▽
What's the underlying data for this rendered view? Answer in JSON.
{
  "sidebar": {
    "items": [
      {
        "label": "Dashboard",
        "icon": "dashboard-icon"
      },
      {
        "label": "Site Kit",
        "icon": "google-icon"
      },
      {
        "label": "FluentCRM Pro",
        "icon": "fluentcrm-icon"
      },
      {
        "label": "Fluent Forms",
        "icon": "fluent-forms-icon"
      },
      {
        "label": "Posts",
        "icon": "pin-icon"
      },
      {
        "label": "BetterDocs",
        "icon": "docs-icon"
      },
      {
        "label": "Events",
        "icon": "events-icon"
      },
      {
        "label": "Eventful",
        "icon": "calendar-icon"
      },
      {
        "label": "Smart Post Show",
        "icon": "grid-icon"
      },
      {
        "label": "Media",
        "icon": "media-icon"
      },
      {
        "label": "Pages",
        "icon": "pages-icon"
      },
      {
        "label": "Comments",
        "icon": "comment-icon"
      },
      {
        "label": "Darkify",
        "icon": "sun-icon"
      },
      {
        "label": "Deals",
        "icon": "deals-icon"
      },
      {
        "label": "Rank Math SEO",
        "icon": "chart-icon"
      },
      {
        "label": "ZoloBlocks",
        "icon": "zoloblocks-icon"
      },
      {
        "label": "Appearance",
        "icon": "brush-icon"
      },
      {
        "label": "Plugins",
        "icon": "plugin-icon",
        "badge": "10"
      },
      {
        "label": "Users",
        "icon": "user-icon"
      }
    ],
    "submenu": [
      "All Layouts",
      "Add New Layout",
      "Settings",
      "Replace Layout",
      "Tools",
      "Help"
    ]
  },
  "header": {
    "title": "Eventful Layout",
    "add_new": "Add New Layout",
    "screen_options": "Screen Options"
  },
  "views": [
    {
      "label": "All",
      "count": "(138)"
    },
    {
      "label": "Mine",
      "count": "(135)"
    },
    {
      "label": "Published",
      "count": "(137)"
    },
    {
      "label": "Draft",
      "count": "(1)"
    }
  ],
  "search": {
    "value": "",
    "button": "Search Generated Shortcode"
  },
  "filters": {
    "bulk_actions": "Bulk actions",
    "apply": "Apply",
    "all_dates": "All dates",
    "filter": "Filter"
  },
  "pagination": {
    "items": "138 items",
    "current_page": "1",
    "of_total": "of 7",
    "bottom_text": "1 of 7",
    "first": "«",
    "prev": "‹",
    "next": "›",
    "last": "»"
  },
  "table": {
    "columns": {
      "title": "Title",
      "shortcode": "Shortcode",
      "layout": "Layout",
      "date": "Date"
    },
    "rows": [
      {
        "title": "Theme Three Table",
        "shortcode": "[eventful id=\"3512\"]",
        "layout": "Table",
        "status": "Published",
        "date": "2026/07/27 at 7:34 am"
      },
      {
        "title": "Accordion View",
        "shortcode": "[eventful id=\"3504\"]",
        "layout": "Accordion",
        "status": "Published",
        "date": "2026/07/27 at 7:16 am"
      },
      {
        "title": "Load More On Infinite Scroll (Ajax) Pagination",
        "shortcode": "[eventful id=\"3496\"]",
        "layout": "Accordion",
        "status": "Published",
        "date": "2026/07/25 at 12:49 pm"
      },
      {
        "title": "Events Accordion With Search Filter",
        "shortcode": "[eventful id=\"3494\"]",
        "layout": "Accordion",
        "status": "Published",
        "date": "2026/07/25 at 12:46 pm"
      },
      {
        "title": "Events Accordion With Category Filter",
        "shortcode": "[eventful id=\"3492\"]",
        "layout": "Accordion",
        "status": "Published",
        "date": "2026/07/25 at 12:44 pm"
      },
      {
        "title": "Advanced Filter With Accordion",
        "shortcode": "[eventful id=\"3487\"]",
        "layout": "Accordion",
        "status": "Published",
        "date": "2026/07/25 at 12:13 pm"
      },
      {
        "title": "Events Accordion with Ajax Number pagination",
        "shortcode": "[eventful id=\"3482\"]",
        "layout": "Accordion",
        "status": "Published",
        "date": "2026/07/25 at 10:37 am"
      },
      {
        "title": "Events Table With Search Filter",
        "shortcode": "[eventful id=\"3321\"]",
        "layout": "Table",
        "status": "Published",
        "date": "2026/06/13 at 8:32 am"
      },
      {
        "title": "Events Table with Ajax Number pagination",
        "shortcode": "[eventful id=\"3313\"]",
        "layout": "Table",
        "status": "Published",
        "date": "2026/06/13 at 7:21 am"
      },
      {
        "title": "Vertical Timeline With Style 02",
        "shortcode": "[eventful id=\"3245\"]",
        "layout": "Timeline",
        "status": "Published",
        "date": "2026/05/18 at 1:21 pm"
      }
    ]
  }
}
△
TO DO:
Write all of the records out again exactly.

EXERCISE SOLUTION:
What's the underlying data for this rendered view? Answer in JSON.
{
  "sidebar": {
    "items": [
      {
        "label": "Dashboard",
        "icon": "dashboard-icon"
      },
      {
        "label": "Site Kit",
        "icon": "google-icon"
      },
      {
        "label": "FluentCRM Pro",
        "icon": "fluentcrm-icon"
      },
      {
        "label": "Fluent Forms",
        "icon": "fluent-forms-icon"
      },
      {
        "label": "Posts",
        "icon": "pin-icon"
      },
      {
        "label": "BetterDocs",
        "icon": "docs-icon"
      },
      {
        "label": "Events",
        "icon": "events-icon"
      },
      {
        "label": "Eventful",
        "icon": "calendar-icon"
      },
      {
        "label": "Smart Post Show",
        "icon": "grid-icon"
      },
      {
        "label": "Media",
        "icon": "media-icon"
      },
      {
        "label": "Pages",
        "icon": "pages-icon"
      },
      {
        "label": "Comments",
        "icon": "comment-icon"
      },
      {
        "label": "Darkify",
        "icon": "sun-icon"
      },
      {
        "label": "Deals",
        "icon": "deals-icon"
      },
      {
        "label": "Rank Math SEO",
        "icon": "chart-icon"
      },
      {
        "label": "ZoloBlocks",
        "icon": "zoloblocks-icon"
      },
      {
        "label": "Appearance",
        "icon": "brush-icon"
      },
      {
        "label": "Plugins",
        "icon": "plugin-icon",
        "badge": "10"
      },
      {
        "label": "Users",
        "icon": "user-icon"
      }
    ],
    "submenu": [
      "All Layouts",
      "Add New Layout",
      "Settings",
      "Replace Layout",
      "Tools",
      "Help"
    ]
  },
  "header": {
    "title": "Eventful Layout",
    "add_new": "Add New Layout",
    "screen_options": "Screen Options"
  },
  "views": [
    {
      "label": "All",
      "count": "(138)"
    },
    {
      "label": "Mine",
      "count": "(135)"
    },
    {
      "label": "Published",
      "count": "(137)"
    },
    {
      "label": "Draft",
      "count": "(1)"
    }
  ],
  "search": {
    "value": "",
    "button": "Search Generated Shortcode"
  },
  "filters": {
    "bulk_actions": "Bulk actions",
    "apply": "Apply",
    "all_dates": "All dates",
    "filter": "Filter"
  },
  "pagination": {
    "items": "138 items",
    "current_page": "1",
    "of_total": "of 7",
    "bottom_text": "1 of 7",
    "first": "«",
    "prev": "‹",
    "next": "›",
    "last": "»"
  },
  "table": {
    "columns": {
      "title": "Title",
      "shortcode": "Shortcode",
      "layout": "Layout",
      "date": "Date"
    },
    "rows": [
      {
        "title": "Theme Three Table",
        "shortcode": "[eventful id=\"3512\"]",
        "layout": "Table",
        "status": "Published",
        "date": "2026/07/27 at 7:34 am"
      },
      {
        "title": "Accordion View",
        "shortcode": "[eventful id=\"3504\"]",
        "layout": "Accordion",
        "status": "Published",
        "date": "2026/07/27 at 7:16 am"
      },
      {
        "title": "Load More On Infinite Scroll (Ajax) Pagination",
        "shortcode": "[eventful id=\"3496\"]",
        "layout": "Accordion",
        "status": "Published",
        "date": "2026/07/25 at 12:49 pm"
      },
      {
        "title": "Events Accordion With Search Filter",
        "shortcode": "[eventful id=\"3494\"]",
        "layout": "Accordion",
        "status": "Published",
        "date": "2026/07/25 at 12:46 pm"
      },
      {
        "title": "Events Accordion With Category Filter",
        "shortcode": "[eventful id=\"3492\"]",
        "layout": "Accordion",
        "status": "Published",
        "date": "2026/07/25 at 12:44 pm"
      },
      {
        "title": "Advanced Filter With Accordion",
        "shortcode": "[eventful id=\"3487\"]",
        "layout": "Accordion",
        "status": "Published",
        "date": "2026/07/25 at 12:13 pm"
      },
      {
        "title": "Events Accordion with Ajax Number pagination",
        "shortcode": "[eventful id=\"3482\"]",
        "layout": "Accordion",
        "status": "Published",
        "date": "2026/07/25 at 10:37 am"
      },
      {
        "title": "Events Table With Search Filter",
        "shortcode": "[eventful id=\"3321\"]",
        "layout": "Table",
        "status": "Published",
        "date": "2026/06/13 at 8:32 am"
      },
      {
        "title": "Events Table with Ajax Number pagination",
        "shortcode": "[eventful id=\"3313\"]",
        "layout": "Table",
        "status": "Published",
        "date": "2026/06/13 at 7:21 am"
      },
      {
        "title": "Vertical Timeline With Style 02",
        "shortcode": "[eventful id=\"3245\"]",
        "layout": "Timeline",
        "status": "Published",
        "date": "2026/05/18 at 1:21 pm"
      }
    ]
  }
}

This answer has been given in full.